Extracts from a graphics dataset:
======
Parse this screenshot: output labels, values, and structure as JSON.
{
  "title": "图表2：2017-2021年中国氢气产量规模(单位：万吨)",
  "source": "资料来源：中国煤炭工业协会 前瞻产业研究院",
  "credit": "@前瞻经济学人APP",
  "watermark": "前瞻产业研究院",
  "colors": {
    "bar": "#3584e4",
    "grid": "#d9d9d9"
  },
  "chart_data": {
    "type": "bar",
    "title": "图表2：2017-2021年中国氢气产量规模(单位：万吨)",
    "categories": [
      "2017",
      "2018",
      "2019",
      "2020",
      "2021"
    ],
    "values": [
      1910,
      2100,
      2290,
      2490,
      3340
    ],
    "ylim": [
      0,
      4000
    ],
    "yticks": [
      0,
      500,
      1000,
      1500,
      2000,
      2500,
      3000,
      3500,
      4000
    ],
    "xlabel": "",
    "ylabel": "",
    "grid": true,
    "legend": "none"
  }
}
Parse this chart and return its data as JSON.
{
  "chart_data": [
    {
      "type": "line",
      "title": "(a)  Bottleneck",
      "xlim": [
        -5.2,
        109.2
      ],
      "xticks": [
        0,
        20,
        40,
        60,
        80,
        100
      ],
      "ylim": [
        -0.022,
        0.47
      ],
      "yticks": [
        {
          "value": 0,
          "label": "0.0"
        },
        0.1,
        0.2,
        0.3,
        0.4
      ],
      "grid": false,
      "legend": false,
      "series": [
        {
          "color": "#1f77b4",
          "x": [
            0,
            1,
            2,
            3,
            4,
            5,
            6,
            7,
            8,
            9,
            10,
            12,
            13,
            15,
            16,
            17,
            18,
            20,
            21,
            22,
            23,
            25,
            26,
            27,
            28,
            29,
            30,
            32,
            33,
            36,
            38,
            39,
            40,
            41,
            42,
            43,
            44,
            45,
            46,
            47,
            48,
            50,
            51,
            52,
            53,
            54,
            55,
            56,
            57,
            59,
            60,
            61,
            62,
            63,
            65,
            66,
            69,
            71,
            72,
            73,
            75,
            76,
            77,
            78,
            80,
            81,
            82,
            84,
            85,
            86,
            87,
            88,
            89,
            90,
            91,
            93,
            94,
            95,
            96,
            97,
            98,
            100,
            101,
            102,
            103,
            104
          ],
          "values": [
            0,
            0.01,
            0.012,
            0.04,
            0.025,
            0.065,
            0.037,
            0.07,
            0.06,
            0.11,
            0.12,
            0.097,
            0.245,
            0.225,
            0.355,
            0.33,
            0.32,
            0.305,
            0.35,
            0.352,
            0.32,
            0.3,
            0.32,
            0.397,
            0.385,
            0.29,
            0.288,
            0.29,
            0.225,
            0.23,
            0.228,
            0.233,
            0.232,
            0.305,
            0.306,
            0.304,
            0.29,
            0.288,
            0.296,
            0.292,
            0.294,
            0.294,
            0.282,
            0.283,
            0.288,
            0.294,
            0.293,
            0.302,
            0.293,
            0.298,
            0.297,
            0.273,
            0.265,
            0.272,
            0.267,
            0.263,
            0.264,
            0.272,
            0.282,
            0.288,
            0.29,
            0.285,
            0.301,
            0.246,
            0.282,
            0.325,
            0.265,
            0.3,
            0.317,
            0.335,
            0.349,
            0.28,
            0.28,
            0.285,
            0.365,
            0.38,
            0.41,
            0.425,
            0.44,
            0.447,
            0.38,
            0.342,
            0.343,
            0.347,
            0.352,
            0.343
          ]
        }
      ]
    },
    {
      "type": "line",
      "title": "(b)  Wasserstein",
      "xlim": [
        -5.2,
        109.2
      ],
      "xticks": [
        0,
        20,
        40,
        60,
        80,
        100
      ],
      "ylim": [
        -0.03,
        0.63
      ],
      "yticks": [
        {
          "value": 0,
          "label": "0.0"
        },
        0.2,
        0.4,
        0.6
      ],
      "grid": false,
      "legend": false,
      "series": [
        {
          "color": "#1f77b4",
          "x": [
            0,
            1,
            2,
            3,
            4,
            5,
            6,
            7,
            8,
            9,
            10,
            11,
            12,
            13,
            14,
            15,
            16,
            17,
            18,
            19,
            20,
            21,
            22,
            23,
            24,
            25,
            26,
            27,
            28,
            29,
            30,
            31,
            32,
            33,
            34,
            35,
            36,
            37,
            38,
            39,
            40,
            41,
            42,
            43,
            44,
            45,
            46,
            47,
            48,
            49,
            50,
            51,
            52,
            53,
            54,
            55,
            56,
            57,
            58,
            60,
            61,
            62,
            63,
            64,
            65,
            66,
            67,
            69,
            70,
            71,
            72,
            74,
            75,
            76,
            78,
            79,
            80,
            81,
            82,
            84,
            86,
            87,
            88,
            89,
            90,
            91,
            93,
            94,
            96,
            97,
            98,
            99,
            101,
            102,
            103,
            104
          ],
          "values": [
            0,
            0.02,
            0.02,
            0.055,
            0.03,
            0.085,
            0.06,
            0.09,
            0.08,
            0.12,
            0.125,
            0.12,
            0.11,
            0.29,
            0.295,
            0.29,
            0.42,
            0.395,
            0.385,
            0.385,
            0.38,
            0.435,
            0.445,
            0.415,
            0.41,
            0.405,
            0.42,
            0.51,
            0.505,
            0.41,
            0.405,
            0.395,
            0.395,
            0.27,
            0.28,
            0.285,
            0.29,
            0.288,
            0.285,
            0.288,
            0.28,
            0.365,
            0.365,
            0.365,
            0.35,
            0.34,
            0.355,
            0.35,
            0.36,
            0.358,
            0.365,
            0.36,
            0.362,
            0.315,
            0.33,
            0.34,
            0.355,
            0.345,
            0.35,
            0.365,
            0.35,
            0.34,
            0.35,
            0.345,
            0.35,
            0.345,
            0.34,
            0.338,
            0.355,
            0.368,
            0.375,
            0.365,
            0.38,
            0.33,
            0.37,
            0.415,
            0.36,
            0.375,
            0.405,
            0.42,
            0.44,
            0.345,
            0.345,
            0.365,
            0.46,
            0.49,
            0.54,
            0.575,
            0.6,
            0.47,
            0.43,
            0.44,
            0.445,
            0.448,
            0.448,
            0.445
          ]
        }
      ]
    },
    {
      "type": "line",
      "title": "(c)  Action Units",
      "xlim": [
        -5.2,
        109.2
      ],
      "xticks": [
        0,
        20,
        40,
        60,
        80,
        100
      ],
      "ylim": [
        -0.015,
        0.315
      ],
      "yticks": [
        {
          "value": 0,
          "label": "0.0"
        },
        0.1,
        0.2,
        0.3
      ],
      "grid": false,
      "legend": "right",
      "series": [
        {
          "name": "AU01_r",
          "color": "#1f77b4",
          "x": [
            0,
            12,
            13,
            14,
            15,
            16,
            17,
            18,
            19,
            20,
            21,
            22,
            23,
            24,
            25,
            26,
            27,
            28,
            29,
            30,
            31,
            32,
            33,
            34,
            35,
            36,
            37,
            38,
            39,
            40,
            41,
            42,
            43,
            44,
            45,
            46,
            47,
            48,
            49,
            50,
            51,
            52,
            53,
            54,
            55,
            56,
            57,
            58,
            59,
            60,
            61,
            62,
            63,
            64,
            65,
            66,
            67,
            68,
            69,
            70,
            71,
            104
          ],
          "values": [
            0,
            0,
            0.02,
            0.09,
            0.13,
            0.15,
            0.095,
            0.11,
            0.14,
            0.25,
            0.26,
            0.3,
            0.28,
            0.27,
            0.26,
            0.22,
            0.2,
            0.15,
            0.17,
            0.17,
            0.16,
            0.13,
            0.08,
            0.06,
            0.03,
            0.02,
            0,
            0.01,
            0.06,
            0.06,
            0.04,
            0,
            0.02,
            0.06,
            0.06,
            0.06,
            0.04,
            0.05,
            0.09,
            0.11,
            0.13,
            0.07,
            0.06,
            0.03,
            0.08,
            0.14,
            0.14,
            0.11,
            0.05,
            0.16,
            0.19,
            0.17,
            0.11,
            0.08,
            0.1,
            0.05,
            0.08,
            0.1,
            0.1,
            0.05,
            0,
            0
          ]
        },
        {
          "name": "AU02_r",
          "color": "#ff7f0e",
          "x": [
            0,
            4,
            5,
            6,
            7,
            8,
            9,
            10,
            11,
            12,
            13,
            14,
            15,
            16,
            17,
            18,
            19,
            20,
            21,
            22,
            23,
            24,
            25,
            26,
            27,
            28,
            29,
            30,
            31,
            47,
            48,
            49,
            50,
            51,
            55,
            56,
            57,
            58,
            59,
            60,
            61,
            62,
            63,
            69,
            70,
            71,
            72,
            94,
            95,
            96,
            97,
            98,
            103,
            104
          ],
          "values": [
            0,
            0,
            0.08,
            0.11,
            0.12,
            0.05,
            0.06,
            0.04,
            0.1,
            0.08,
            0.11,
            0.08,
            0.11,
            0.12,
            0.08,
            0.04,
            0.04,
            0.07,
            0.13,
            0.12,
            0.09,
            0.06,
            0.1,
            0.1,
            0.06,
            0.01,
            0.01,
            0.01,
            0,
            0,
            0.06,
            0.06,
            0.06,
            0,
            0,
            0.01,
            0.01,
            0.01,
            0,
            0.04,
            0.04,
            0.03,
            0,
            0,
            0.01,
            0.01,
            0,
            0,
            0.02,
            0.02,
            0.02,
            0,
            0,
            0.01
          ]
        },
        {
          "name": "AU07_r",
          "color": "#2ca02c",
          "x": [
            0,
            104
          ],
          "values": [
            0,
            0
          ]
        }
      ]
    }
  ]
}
======
- PROBLEM TO WORK ON
Copy every line of the entries above in which "this" occurs.

- RESPONSE TO THE TASK
Parse this screenshot: output labels, values, and structure as JSON.
Parse this chart and return its data as JSON.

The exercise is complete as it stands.